Problem requirements: Quote verbatim every row from the one containing "y-tick-label: 20.0% — [49, 678, 128, 707]" through the one containing "bar-no — [481, 448, 518, 852]", including both of those rows.
— BEGIN Materials provided —
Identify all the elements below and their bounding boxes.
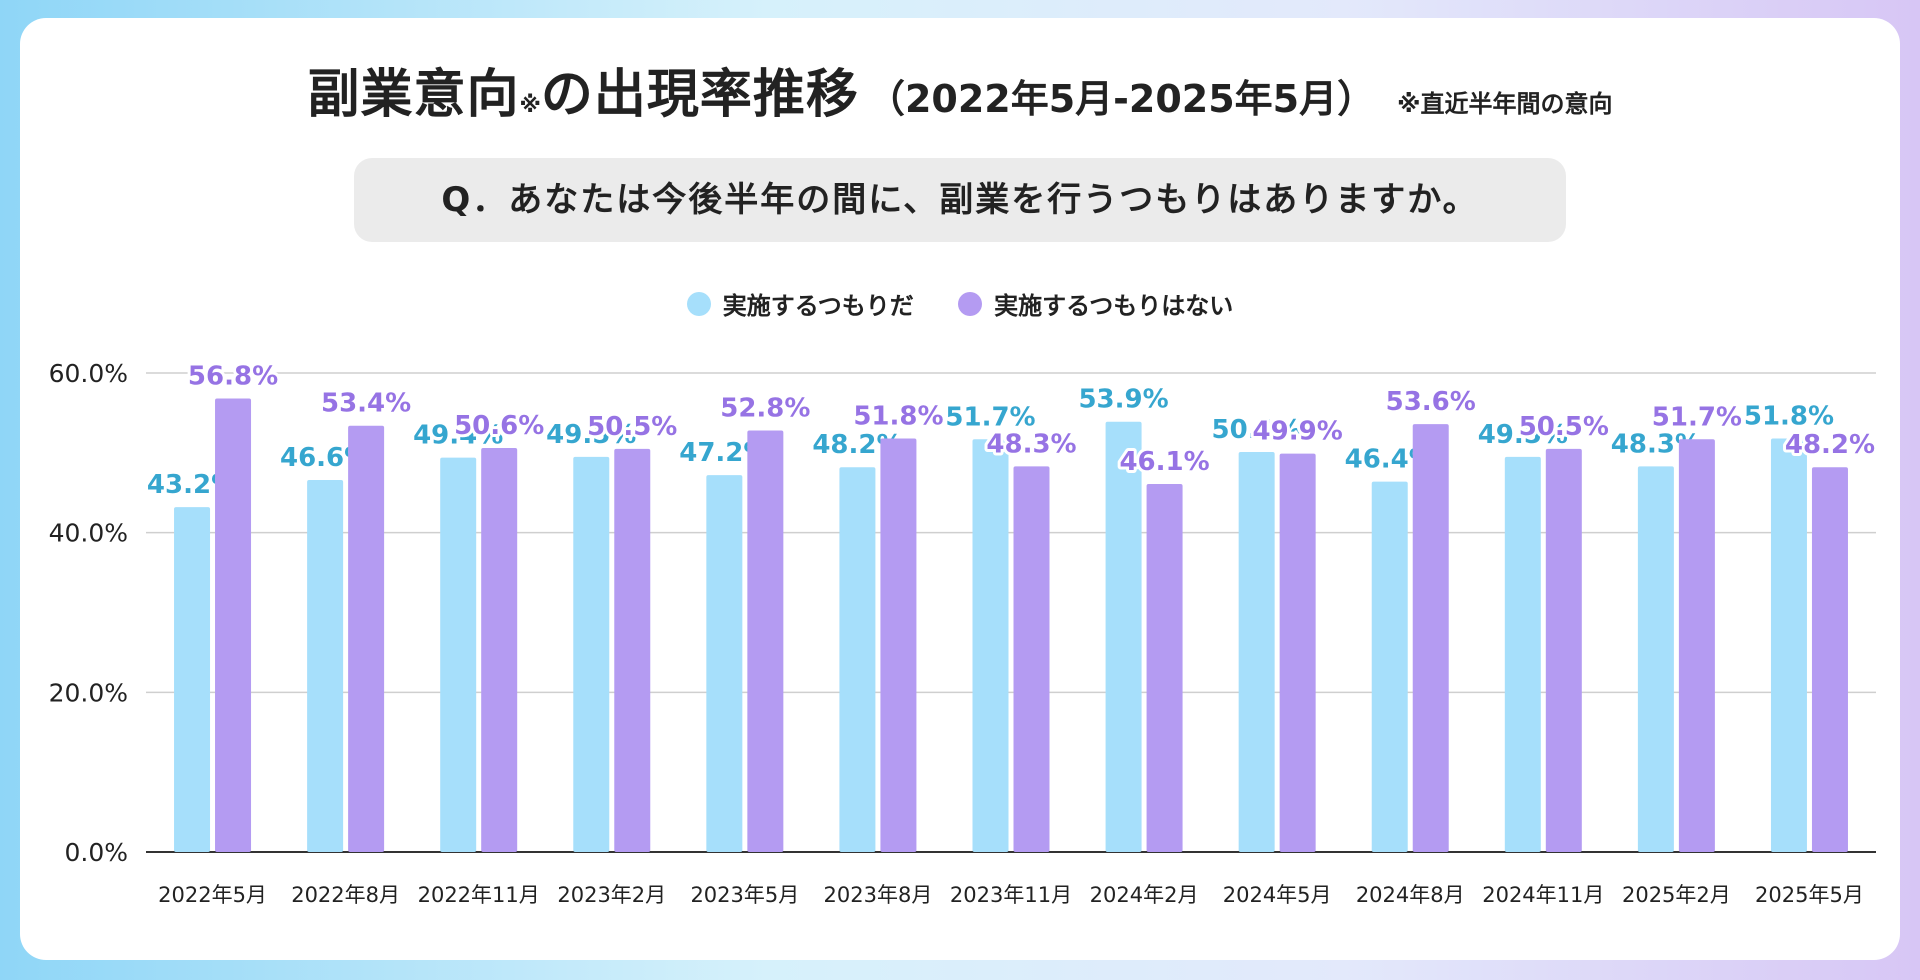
y-tick-label: 20.0% — [49, 678, 128, 707]
legend-swatch-no — [958, 291, 983, 316]
bar-no — [1545, 448, 1582, 852]
bar-yes — [706, 475, 743, 852]
bar-no — [1678, 439, 1715, 852]
bar-yes — [1637, 466, 1674, 852]
chart-title: 副業意向※の出現率推移 （2022年5月-2025年5月） ※直近半年間の意向 — [0, 52, 1920, 127]
data-label-no: 53.6% — [1386, 387, 1476, 417]
legend-item-no: 実施するつもりはない — [958, 286, 1233, 321]
data-label-yes: 50.1% — [1212, 415, 1302, 445]
y-tick-label: 0.0% — [64, 838, 128, 867]
legend-label-no: 実施するつもりはない — [994, 292, 1234, 320]
x-tick-label: 2025年5月 — [1755, 883, 1864, 907]
x-tick-label: 2024年11月 — [1482, 883, 1604, 907]
bar-no — [348, 425, 385, 852]
data-label-no: 52.8% — [720, 393, 810, 423]
data-label-no: 50.5% — [587, 412, 677, 442]
x-tick-label: 2023年5月 — [690, 883, 799, 907]
y-tick-label: 40.0% — [49, 519, 128, 548]
legend-label-yes: 実施するつもりだ — [722, 292, 914, 320]
data-label-no: 53.4% — [321, 389, 411, 419]
x-tick-label: 2024年2月 — [1090, 883, 1199, 907]
data-label-no: 50.6% — [454, 411, 544, 441]
bar-no — [1013, 466, 1050, 852]
bar-yes — [1770, 438, 1807, 852]
data-label-no: 51.7% — [1652, 402, 1742, 432]
bar-yes — [174, 507, 211, 852]
data-label-no: 49.9% — [1253, 417, 1343, 447]
x-tick-label: 2022年8月 — [291, 883, 400, 907]
data-label-yes: 49.4% — [413, 421, 503, 451]
bar-no — [1811, 467, 1848, 852]
chart-legend: 実施するつもりだ 実施するつもりはない — [0, 286, 1920, 321]
x-tick-label: 2022年5月 — [158, 883, 267, 907]
bar-yes — [307, 479, 344, 852]
x-tick-label: 2023年2月 — [557, 883, 666, 907]
data-label-yes: 51.7% — [945, 402, 1035, 432]
bar-no — [215, 398, 252, 852]
data-label-yes: 53.9% — [1078, 385, 1168, 415]
x-tick-label: 2025年2月 — [1622, 883, 1731, 907]
title-mark: ※ — [519, 93, 541, 118]
data-label-yes: 49.5% — [546, 420, 636, 450]
bar-yes — [1105, 421, 1142, 852]
data-label-no: 48.2% — [1785, 430, 1875, 460]
data-label-yes: 51.8% — [1744, 401, 1834, 431]
data-label-no: 48.3% — [986, 429, 1076, 459]
x-tick-label: 2024年5月 — [1223, 883, 1332, 907]
title-note: ※直近半年間の意向 — [1397, 90, 1613, 118]
bar-no — [1412, 424, 1449, 852]
bar-no — [481, 448, 518, 852]
legend-item-yes: 実施するつもりだ — [686, 286, 914, 321]
bar-yes — [1238, 452, 1275, 852]
bar-yes — [972, 439, 1009, 852]
bar-no — [614, 448, 651, 852]
y-tick-label: 60.0% — [49, 359, 128, 388]
bar-yes — [440, 457, 477, 852]
bar-yes — [1371, 481, 1408, 852]
bar-no — [880, 438, 917, 852]
legend-swatch-yes — [686, 291, 711, 316]
bar-no — [1146, 483, 1183, 852]
x-tick-label: 2022年11月 — [418, 883, 540, 907]
bar-yes — [573, 456, 610, 852]
title-main: 副業意向 — [307, 65, 520, 125]
bar-yes — [839, 467, 876, 852]
x-tick-label: 2023年8月 — [824, 883, 933, 907]
bar-no — [1279, 453, 1316, 852]
data-label-yes: 49.5% — [1478, 420, 1568, 450]
data-label-no: 46.1% — [1119, 447, 1209, 477]
title-main-2: の出現率推移 — [540, 65, 859, 125]
question-box: Q．あなたは今後半年の間に、副業を行うつもりはありますか。 — [354, 158, 1566, 242]
title-period: （2022年5月-2025年5月） — [866, 77, 1376, 121]
data-label-no: 51.8% — [853, 401, 943, 431]
x-tick-label: 2023年11月 — [950, 883, 1072, 907]
data-label-no: 56.8% — [188, 362, 278, 392]
data-label-no: 50.5% — [1519, 412, 1609, 442]
bar-yes — [1504, 456, 1541, 852]
x-tick-label: 2024年8月 — [1356, 883, 1465, 907]
bar-no — [747, 430, 784, 852]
— END Materials provided —
Task solution:
y-tick-label: 20.0% — [49, 678, 128, 707]
legend-swatch-no — [958, 291, 983, 316]
bar-no — [1545, 448, 1582, 852]
bar-yes — [706, 475, 743, 852]
bar-no — [1678, 439, 1715, 852]
bar-yes — [1637, 466, 1674, 852]
chart-title: 副業意向※の出現率推移 （2022年5月-2025年5月） ※直近半年間の意向 — [0, 52, 1920, 127]
data-label-no: 53.6% — [1386, 387, 1476, 417]
legend-item-no: 実施するつもりはない — [958, 286, 1233, 321]
data-label-yes: 50.1% — [1212, 415, 1302, 445]
y-tick-label: 0.0% — [64, 838, 128, 867]
legend-label-no: 実施するつもりはない — [994, 292, 1234, 320]
x-tick-label: 2025年5月 — [1755, 883, 1864, 907]
x-tick-label: 2024年11月 — [1482, 883, 1604, 907]
bar-no — [348, 425, 385, 852]
data-label-no: 52.8% — [720, 393, 810, 423]
data-label-no: 50.5% — [587, 412, 677, 442]
x-tick-label: 2023年5月 — [690, 883, 799, 907]
y-tick-label: 40.0% — [49, 519, 128, 548]
legend-label-yes: 実施するつもりだ — [722, 292, 914, 320]
data-label-no: 53.4% — [321, 389, 411, 419]
x-tick-label: 2024年2月 — [1090, 883, 1199, 907]
data-label-no: 50.6% — [454, 411, 544, 441]
bar-no — [1013, 466, 1050, 852]
bar-yes — [1770, 438, 1807, 852]
data-label-no: 51.7% — [1652, 402, 1742, 432]
bar-yes — [174, 507, 211, 852]
data-label-no: 49.9% — [1253, 417, 1343, 447]
x-tick-label: 2022年8月 — [291, 883, 400, 907]
data-label-yes: 49.4% — [413, 421, 503, 451]
bar-no — [1811, 467, 1848, 852]
chart-legend: 実施するつもりだ 実施するつもりはない — [0, 286, 1920, 321]
x-tick-label: 2022年5月 — [158, 883, 267, 907]
bar-yes — [307, 479, 344, 852]
x-tick-label: 2023年2月 — [557, 883, 666, 907]
data-label-yes: 51.7% — [945, 402, 1035, 432]
bar-no — [215, 398, 252, 852]
data-label-yes: 53.9% — [1078, 385, 1168, 415]
x-tick-label: 2025年2月 — [1622, 883, 1731, 907]
title-mark: ※ — [519, 93, 541, 118]
data-label-yes: 49.5% — [546, 420, 636, 450]
bar-yes — [1105, 421, 1142, 852]
data-label-no: 48.2% — [1785, 430, 1875, 460]
data-label-yes: 51.8% — [1744, 401, 1834, 431]
data-label-no: 48.3% — [986, 429, 1076, 459]
x-tick-label: 2024年5月 — [1223, 883, 1332, 907]
title-note: ※直近半年間の意向 — [1397, 90, 1613, 118]
bar-no — [1412, 424, 1449, 852]
bar-no — [481, 448, 518, 852]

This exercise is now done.